■ Written problem 1 ■
According to the review of Loving Frank, for which month did the reviewer's book club select the book?
■ Written problem 2 ■
Reproduce the Loving Frank review word for word from "Let me also" up to and including "of historical fiction.".

L is for Loving Frank by Nancy Horan

I have had this book for years. So many people wanted me to read Loving Frank by Nancy Horan that I found myself with two copies, one I purchased and one that was given to me. But with oodles and oodles of books lying around, it was one of many I needed to get to. Flash forward and back up to this past November, and LOVING FRANK was selected by my Book Club for our January read. And then I did something crazy (big surprise). I bought a version for my Kindle and gave away my two copies. It was on a lark I did this, and only after having read through the first few chapters. I was instantly smitten with Horan’s wordly–no, that’s not a typo for worldly–ways and confident the recipients would love it as much as I was. Having finished it just in time for tomorrow’s discussion, and to be on track for this year’s project, all I can say is… I am loving Frank. The book, rather, not so much the man.

Let me also say that prior to cracking this book open, I knew very little about Frank Lloyd Wright (FLW). Sure, in the peripheral pockets of knowledge I keep, I know he’s a major contributor to American architecture. He has two famous homes (probably more) Taliesen in Wisconsin and Taliesen West in Scottsdale (the latter I have actually visited). I also grew up in the southwest near a church inspired by his work full of clean lines, glass and nature. But his personal life, his drive and arrogance, his marriages and a rather scandalous affair in the early 1900s, I knew absolutely nothing about. My ignorance of FLW and his lover Mamah was absolute bliss when reading this captivating work of historical fiction.

In the early 1900s, Mamah (pron. May-muh) Borthwick Cheney was married and had just commissioned FLW to build a house in Oak Harbor. A masters-level educated woman who actively promoted women’s rights, Mamah was a leader and much ahead of her time. Her forward thinking ideas drew me to her and I liked her fire very much. Yet upon meeting Frank Lloyd Wright, her heart took over and the two of them found themselves quickly in a complicated, romantic entanglement; both FLW and Mamah were married to other people and both had children. They believed their shared love to be the truest relationship they had found and they would do anything to be together. Even if it meant Mamah leaving her very young children in the hands of her cuckolded husband and her sister to travel the world and follow Frank’s dreams. My love for Mamah was instantly lost; but I couldn’t stop reading. Horan’s blend of known facts and her own imagined dialogue between these two lovers was completely compelling.

There was a bit of detail overload at times on the architecture and landscape talk. But I had to know what would come of these two people and the families they left behind. I needed answers and outcomes, impacts and consequences. I could not understand a woman being able to abandon her children. As I turned the pages, I repeatedly wondered how could she do this (how any woman could ever do it)? Could she really be that selfish? Doesn’t she understand the gravity of her choices? How on earth would this turn out?

I won’t answer those questions for you; read it for yourself to find out.

Suffice it to say, if you know nothing or very little of the actual events, the story will take you in completely and when you least expect it, it will throw you. It will utterly throw you, jerking you up out of your comfortable reading posture forcing you to reread the pages you just read in utter disbelief. There are answers, there are outcomes–devastating ones, at that. And we are left with a fascinating account of what might have happened in the years that Frank and Mamah eschewed the world and everything in it for each other and, of course, Frank’s work.

■ Stored rows ■
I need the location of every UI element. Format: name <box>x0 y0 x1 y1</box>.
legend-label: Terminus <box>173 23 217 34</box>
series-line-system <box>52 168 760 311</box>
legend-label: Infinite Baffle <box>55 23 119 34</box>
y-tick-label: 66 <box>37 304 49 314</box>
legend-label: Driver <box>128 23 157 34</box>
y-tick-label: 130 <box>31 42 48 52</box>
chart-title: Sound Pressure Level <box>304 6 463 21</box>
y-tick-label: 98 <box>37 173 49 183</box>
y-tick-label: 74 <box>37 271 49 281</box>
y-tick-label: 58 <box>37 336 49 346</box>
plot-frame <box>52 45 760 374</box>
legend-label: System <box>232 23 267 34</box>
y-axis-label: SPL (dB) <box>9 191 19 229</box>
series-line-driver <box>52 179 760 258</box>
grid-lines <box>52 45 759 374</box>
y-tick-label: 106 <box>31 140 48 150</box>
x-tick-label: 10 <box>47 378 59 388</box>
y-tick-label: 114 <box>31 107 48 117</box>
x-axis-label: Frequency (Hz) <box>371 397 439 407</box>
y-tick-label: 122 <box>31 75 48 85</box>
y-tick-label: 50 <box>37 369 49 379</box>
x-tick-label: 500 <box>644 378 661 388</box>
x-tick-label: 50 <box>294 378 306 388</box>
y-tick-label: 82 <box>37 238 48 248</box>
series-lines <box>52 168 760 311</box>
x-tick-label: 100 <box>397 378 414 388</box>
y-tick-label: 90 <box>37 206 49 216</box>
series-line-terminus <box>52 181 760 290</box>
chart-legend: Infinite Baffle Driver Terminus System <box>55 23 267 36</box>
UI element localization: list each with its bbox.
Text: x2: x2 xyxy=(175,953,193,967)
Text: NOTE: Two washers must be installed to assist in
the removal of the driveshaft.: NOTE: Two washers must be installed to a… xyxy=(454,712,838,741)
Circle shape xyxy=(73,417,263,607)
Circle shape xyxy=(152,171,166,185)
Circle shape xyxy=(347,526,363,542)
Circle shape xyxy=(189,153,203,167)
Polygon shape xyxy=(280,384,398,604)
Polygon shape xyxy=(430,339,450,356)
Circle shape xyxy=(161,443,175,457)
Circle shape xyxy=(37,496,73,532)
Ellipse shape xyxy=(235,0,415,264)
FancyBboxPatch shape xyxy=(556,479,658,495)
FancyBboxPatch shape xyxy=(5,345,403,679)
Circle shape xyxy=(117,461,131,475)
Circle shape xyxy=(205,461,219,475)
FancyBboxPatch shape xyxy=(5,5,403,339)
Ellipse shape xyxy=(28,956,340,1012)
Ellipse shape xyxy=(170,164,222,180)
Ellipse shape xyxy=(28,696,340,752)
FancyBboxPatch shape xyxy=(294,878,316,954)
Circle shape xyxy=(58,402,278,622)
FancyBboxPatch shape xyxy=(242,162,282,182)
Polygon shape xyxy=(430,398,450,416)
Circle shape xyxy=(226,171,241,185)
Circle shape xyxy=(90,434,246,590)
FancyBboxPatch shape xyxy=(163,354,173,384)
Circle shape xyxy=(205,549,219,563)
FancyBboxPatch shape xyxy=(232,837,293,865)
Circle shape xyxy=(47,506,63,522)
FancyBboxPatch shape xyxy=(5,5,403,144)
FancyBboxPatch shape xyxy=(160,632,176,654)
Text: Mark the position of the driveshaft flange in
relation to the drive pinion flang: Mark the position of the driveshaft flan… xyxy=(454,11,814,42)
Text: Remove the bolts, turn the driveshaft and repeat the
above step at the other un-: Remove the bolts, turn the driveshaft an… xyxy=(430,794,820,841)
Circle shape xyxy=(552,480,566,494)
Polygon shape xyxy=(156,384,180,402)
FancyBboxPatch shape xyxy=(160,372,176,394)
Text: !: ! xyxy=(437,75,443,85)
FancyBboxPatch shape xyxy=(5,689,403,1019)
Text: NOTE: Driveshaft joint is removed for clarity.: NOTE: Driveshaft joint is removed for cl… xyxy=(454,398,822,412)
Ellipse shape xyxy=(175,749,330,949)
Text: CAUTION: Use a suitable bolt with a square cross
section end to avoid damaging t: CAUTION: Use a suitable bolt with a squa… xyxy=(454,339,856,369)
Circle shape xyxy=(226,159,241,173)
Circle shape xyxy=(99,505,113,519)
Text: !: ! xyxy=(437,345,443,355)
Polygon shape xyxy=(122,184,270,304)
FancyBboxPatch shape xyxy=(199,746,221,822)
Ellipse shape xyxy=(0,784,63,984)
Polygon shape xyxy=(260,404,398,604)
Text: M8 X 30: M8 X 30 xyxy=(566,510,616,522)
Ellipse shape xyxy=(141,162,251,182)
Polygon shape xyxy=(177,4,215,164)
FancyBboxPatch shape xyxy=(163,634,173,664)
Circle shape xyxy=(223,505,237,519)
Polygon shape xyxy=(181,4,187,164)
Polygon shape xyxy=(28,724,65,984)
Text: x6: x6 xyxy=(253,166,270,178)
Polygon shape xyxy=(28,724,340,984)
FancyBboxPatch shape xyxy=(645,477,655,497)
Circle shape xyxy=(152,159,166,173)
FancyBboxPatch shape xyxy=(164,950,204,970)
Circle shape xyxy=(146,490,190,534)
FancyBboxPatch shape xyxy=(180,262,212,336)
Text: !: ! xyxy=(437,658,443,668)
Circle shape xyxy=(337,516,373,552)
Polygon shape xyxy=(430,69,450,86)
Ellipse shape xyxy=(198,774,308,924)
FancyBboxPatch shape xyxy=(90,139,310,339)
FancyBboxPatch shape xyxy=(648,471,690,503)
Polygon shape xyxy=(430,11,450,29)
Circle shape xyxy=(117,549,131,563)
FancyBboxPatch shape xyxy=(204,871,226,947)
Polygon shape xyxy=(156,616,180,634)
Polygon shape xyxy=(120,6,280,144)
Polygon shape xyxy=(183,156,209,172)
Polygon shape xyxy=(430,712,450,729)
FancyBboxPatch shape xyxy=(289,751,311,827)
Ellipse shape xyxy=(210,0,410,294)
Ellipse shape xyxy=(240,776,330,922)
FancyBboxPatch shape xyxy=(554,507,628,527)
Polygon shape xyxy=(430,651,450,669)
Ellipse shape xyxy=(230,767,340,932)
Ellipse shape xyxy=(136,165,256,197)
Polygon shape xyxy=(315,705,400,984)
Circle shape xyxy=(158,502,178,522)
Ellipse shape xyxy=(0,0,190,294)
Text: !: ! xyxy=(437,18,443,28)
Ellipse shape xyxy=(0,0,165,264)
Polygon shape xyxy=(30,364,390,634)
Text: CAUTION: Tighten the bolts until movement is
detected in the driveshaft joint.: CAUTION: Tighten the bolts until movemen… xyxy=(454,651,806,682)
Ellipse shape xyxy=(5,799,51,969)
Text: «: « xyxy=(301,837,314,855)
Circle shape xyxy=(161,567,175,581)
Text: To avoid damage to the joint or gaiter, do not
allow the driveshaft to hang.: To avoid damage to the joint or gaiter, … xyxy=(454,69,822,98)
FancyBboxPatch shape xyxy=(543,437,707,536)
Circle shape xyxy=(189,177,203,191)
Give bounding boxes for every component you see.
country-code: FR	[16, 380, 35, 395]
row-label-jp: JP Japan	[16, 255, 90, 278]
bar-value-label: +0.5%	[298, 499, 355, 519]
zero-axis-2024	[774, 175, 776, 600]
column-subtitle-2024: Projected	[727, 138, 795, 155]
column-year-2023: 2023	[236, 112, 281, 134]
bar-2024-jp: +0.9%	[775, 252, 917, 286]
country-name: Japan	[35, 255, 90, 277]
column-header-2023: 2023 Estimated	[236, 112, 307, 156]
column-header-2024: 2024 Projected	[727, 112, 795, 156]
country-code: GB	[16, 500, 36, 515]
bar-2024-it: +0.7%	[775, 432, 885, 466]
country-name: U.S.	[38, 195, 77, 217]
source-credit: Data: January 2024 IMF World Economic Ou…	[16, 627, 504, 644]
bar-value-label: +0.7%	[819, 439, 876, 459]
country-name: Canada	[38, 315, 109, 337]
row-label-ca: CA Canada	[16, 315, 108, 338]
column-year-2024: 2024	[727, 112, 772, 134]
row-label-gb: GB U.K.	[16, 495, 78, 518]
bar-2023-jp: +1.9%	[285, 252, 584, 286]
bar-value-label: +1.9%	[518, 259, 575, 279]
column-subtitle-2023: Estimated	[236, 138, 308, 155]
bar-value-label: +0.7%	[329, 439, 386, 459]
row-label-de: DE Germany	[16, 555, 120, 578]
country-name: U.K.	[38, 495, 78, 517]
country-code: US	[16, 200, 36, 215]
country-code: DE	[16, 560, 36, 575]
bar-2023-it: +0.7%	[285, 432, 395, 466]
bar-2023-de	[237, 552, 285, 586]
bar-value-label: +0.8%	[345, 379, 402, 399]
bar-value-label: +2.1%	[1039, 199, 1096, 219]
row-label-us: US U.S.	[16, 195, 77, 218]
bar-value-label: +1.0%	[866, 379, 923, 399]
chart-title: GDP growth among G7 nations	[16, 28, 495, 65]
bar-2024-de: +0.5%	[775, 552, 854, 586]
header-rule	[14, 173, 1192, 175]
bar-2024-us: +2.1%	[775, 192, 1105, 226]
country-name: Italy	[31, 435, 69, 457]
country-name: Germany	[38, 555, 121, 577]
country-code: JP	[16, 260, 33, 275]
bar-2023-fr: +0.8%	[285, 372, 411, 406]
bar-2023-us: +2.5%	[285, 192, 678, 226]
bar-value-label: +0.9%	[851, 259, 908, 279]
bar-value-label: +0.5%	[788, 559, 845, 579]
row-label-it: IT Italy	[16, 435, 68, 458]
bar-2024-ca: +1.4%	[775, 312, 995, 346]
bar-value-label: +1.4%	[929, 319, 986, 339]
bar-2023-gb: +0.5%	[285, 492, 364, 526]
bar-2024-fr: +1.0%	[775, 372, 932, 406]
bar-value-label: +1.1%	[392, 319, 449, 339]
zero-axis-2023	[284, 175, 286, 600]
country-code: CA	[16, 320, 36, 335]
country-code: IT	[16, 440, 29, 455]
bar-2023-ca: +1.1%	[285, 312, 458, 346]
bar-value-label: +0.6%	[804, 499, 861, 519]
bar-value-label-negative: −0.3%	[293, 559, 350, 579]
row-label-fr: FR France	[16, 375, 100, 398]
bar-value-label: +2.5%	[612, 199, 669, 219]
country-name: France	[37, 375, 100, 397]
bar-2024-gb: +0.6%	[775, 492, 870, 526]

■ Result 1 ■
January.

■ Result 2 ■
Let me also say that prior to cracking this book open, I knew very little about Frank Lloyd Wright (FLW). Sure, in the peripheral pockets of knowledge I keep, I know he’s a major contributor to American architecture. He has two famous homes (probably more) Taliesen in Wisconsin and Taliesen West in Scottsdale (the latter I have actually visited). I also grew up in the southwest near a church inspired by his work full of clean lines, glass and nature. But his personal life, his drive and arrogance, his marriages and a rather scandalous affair in the early 1900s, I knew absolutely nothing about. My ignorance of FLW and his lover Mamah was absolute bliss when reading this captivating work of historical fiction.